→ **DESCRIPTION OF THE TASK**
Track down the lines that contain "ylabel" and copy them.

→ **RAW DATA**
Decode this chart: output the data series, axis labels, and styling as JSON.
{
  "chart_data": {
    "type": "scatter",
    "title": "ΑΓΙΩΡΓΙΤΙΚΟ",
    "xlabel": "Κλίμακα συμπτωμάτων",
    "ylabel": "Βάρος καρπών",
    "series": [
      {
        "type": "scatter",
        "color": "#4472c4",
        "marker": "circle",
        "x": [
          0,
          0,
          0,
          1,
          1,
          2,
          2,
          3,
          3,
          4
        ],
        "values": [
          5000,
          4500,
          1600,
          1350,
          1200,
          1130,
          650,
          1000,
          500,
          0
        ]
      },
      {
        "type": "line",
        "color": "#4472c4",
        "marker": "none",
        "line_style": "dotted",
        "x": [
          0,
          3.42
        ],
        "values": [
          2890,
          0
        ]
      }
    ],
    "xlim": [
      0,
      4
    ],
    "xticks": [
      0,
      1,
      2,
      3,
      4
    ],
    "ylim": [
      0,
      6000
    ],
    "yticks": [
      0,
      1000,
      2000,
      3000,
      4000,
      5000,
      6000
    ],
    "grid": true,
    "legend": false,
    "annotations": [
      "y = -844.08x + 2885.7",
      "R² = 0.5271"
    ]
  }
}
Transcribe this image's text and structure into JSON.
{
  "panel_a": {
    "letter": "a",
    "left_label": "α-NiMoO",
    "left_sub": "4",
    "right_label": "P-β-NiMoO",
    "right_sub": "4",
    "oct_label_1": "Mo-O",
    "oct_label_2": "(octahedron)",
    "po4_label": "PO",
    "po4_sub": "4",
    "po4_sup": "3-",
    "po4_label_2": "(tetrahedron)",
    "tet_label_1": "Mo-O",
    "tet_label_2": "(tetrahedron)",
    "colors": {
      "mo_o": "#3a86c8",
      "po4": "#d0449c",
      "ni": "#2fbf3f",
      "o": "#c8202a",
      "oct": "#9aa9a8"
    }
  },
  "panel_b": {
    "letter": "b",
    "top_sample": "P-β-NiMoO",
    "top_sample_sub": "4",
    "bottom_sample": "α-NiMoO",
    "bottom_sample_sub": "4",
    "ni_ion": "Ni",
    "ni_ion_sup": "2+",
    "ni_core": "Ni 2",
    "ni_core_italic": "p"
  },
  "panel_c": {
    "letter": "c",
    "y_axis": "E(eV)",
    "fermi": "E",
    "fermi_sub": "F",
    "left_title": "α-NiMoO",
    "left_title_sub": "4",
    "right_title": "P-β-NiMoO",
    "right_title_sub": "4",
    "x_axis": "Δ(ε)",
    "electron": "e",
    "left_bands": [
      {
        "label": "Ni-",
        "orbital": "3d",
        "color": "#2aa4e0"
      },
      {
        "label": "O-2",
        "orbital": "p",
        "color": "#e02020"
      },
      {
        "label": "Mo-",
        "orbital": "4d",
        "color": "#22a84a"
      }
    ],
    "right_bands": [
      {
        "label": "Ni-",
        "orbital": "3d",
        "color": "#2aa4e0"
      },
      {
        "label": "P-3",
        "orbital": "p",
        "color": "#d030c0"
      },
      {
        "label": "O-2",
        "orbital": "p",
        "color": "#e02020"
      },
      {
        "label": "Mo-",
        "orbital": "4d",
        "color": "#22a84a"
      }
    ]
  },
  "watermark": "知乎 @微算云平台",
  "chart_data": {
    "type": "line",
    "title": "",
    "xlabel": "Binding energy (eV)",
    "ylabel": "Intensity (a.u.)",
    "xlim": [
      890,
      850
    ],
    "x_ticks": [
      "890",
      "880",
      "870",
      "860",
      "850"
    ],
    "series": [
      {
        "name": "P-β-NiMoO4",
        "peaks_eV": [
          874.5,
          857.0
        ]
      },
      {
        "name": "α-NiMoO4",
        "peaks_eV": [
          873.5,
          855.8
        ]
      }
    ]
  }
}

→ **ANSWER TO THIS PROBLEM**
    "ylabel": "Βάρος καρπών",
    "ylabel": "Intensity (a.u.)",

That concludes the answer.